**Provided text:**
In the equation, L_s represents the span of the cyclic compression base, m; other variables are the same as those for a fixed-ended beam. According to the theory of material mechanics, the bending moment at the fixed end of the cantilever beam is given by M = qL_s²/2. After the fixed end failure, the boundary condition at the fixed end changes to a simply supported condition³². Based on the simplified boundary conditions, the vertical displacement w_s (where w_s = v_s) at any point along the fixed-supported beam is expressed by Eq. (15). However, the current computational models do not consider progressive cracking and localized plastic deformation; these factors should be incorporated in future research.

Theoretical model of surface subsidence in shallow buried high-intensity mining

The surface subsidence basin model of the gently inclined coal seam’s rectangular goaf area is utilized as the deflection function of the key stratum controlling surface movement, based on the semi-inverse method of thin plate theory to enhance the representativeness of the deflection function.

$$w(x,y)={w}_{m}{\left[1-\left(\frac{{x}^{2}}{{a}_{n}^{2}}+\frac{{y}^{2}}{{b}_{n}^{2}}\right)\right]}^{d}$$

\({w}_{m}\) represents the maximum deflection of the plate in this stratum; is the dimension of the n-th rock plate in the direction of the long axis, measured from the coal seam roof upwards; ​ is the dimension of the rock plate in the direction of the short axis; d is a parameter controlling the shape of the deflection curve along the z-axis.

The x-axis is defined as the direction of the coal seam strike, the y-axis as the dip direction, and the z-axis as the direction vertically downward from the goaf area.

$$\frac{{x}^{2}}{{{a}_{n}}^{2}}+\frac{{y}^{2}}{{{b}_{n}}^{2}}=1$$

\({a}_{n}\) is the dimension of the n-th rock plate in the direction of the long axis, measured upwards from the coal seam roof; \({b}_{n}\)​ is the dimension of the rock plate in the direction of the short axis.

The (n − 1)-th layer exerts a reaction force on the n-th layer, which can be described using the Winkler foundation reaction coefficient k³³. According to the elastic surface differential equation of a Winkler elastic foundation plate:

$$\frac{{\partial }^{4}w(x,y)}{\partial {x}^{4}}+2\frac{{\partial }^{4}w(x,y)}{\partial {x}^{2}\partial {y}^{2}}+\frac{{\partial }^{4}w(x,y)}{\partial {y}^{4}}+\frac{kw(x,y)}{{D}_{n}}=\frac{{q}_{0}}{{D}_{n}}$$

\({q}_{0}\) is the load applied to the n-th rock layer, which includes the self-weight of the n-th layer and the weight of all the overlying rock layers; \({D}_{n}\) is the bending stiffness of the n-th rock plate; and k is the reaction coefficient of the (n − 1)-th layer on the n-th rock layer.

Near horizontal coal seam mining surface subsidence basin modeling using Winkler elastic foundation thin plate theory as³⁴:

$$w(x,y)={\left(1-\frac{{x}^{2}}{{{a}_{n}}^{2}}-\frac{{y}^{2}}{{{b}_{n}}^{2}}\right)}^{d}.\frac{{q}_{0}{a}_{n}^{4}{b}_{n}^{4}}{4{D}_{n}d[(d+1)({{a}_{n}}^{4}+{{b}_{n}}^{4})+2(d-1){{a}_{n}}^{2}{{b}_{n}}^{2}]+{{a}_{n}}^{4}{{b}_{n}}^{4}k}$$

(16)

**Exercise description:** List every coordinate axis that the subsidence text defines, together with the direction assigned to it. Rely only on the subsidence text when answering.

**Stored data:**

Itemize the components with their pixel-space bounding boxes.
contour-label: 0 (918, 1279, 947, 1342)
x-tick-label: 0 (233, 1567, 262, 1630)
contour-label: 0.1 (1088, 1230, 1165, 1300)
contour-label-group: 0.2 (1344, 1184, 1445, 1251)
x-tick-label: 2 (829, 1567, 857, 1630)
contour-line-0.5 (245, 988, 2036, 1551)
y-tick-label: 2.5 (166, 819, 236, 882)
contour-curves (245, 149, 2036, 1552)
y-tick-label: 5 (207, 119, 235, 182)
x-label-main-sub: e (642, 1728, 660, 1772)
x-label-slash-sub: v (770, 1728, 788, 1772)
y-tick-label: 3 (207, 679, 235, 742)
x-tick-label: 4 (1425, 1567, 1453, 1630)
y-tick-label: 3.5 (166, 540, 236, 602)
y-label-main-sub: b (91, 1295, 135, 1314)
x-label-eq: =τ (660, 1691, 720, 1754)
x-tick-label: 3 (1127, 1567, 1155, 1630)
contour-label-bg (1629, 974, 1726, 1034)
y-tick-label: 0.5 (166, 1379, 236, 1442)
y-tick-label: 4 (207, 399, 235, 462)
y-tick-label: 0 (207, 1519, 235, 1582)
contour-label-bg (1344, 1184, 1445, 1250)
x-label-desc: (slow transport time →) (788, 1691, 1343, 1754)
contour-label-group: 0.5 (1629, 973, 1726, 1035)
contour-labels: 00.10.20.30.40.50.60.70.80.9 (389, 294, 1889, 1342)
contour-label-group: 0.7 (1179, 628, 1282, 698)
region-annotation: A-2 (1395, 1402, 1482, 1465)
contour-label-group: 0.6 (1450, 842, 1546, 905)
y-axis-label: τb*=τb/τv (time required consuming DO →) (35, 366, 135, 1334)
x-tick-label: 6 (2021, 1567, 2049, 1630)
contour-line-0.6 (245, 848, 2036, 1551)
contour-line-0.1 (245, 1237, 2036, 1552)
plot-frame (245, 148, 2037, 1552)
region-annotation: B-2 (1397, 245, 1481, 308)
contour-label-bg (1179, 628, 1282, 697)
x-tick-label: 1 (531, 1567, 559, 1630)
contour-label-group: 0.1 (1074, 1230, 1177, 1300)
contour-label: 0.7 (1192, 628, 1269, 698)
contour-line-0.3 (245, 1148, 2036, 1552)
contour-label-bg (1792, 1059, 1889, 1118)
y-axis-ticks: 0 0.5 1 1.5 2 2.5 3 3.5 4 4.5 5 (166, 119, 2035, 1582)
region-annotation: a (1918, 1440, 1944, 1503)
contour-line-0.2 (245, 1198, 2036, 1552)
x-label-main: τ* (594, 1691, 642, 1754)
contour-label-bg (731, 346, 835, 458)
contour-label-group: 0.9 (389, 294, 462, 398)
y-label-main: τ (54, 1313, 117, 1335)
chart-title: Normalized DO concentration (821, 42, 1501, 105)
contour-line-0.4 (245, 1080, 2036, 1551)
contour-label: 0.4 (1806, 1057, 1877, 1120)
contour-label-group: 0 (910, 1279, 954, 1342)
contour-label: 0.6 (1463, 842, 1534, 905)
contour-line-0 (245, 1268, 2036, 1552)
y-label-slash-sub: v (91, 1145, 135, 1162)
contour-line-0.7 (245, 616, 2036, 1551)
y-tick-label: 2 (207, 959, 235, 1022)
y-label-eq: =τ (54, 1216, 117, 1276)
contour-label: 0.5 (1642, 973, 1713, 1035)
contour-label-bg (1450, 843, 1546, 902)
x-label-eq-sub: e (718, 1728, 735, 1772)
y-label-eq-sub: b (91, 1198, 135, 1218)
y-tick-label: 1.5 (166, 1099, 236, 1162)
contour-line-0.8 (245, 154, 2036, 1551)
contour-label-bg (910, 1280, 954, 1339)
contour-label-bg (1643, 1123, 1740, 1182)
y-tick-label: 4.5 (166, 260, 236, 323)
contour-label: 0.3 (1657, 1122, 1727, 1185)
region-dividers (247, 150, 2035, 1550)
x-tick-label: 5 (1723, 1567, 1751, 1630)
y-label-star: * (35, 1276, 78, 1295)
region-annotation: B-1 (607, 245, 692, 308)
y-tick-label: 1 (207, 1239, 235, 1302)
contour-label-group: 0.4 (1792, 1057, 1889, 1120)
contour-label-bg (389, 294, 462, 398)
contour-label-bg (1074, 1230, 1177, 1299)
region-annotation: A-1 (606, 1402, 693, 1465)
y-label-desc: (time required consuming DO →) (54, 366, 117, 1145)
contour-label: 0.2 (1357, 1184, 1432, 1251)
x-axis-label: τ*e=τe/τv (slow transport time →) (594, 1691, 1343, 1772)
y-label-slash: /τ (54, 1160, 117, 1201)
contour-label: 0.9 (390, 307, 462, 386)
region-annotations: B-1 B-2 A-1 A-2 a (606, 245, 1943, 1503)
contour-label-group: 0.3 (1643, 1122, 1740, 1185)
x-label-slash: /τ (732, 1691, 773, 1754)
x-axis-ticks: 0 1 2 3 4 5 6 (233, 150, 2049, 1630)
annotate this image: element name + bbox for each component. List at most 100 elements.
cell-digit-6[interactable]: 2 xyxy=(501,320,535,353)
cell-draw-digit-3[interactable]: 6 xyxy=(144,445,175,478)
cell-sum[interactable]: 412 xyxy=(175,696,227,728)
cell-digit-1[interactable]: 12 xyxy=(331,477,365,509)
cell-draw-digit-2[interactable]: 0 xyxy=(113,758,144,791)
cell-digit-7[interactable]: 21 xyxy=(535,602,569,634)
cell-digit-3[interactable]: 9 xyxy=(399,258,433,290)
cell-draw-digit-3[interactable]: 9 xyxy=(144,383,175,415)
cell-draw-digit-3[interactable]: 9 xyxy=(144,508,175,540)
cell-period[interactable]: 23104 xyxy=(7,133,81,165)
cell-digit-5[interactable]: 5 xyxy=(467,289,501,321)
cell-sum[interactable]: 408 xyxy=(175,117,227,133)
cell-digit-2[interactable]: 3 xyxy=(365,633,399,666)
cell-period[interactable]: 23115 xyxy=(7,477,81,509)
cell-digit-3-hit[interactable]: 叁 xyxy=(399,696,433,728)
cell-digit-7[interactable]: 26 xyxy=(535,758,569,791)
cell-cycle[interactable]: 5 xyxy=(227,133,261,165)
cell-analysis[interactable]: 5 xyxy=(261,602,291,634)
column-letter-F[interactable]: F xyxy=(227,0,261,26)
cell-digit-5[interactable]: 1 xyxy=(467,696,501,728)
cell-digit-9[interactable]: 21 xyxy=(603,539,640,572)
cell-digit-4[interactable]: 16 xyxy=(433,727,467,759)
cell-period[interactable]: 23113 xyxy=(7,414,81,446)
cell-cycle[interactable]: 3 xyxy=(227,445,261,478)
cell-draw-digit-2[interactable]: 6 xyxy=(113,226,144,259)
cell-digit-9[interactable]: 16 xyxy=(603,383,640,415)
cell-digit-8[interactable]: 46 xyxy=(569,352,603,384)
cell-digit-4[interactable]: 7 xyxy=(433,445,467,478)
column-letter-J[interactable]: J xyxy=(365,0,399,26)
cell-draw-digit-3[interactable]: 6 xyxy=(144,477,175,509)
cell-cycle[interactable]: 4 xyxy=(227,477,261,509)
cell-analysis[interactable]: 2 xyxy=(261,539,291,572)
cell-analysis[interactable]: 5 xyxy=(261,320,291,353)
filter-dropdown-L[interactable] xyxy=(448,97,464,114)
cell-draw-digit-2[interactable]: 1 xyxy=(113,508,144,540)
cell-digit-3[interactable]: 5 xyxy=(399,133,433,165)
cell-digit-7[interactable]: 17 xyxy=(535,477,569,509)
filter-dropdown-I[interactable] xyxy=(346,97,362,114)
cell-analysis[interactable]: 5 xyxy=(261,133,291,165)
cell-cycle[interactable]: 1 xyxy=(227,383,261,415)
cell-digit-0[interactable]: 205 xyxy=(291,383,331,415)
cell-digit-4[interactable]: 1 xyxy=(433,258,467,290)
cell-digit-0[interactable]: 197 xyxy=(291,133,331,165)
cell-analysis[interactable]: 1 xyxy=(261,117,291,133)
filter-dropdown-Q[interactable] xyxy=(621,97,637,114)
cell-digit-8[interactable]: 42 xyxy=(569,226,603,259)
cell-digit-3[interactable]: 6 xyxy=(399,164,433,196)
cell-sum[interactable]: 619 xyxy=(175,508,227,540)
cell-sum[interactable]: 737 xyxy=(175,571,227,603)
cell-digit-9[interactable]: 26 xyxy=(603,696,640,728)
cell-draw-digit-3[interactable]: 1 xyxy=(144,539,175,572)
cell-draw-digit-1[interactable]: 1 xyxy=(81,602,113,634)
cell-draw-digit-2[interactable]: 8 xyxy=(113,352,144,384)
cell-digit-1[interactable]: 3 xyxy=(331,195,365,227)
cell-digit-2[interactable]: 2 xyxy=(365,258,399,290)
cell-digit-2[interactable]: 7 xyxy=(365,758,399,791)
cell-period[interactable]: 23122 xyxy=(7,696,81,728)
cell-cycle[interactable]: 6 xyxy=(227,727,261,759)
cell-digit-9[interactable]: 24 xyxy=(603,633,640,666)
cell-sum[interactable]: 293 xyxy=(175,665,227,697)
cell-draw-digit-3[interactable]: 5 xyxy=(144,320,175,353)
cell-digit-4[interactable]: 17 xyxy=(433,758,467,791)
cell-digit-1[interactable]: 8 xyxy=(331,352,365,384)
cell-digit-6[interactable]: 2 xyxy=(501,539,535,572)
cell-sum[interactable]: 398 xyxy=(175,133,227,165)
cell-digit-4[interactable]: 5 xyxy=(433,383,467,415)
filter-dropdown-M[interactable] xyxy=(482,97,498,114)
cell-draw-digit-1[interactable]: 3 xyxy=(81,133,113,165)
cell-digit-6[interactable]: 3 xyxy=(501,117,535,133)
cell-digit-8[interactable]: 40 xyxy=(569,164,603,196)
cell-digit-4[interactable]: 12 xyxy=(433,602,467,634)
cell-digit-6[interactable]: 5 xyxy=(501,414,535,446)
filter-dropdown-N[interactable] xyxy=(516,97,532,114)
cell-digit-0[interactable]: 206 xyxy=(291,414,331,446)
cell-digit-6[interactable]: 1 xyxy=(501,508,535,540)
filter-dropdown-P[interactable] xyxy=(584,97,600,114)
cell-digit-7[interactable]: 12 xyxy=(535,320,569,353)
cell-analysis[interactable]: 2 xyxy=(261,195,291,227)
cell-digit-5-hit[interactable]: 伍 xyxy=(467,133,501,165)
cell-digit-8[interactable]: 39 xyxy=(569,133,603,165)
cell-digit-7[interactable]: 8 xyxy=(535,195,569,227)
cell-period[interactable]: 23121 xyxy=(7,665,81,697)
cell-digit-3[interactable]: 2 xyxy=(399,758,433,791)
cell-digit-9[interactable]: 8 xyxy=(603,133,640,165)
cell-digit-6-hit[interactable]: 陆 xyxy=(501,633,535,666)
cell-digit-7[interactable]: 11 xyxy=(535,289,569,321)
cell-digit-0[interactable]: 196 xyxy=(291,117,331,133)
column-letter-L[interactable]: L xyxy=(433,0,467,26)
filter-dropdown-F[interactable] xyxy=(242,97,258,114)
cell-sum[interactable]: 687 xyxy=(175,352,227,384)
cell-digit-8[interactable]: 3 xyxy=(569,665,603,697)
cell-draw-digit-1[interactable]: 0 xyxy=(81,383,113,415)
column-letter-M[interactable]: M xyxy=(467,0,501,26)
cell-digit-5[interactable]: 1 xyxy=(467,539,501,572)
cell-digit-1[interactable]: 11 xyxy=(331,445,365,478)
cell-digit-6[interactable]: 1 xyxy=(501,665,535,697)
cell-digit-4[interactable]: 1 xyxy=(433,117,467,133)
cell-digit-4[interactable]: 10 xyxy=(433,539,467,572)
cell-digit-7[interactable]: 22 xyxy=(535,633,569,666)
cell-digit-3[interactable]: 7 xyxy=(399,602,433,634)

**Response for this exercise:**
- x-axis: the direction of the coal seam strike
- y-axis: the dip direction
- z-axis: the direction vertically downward from the goaf area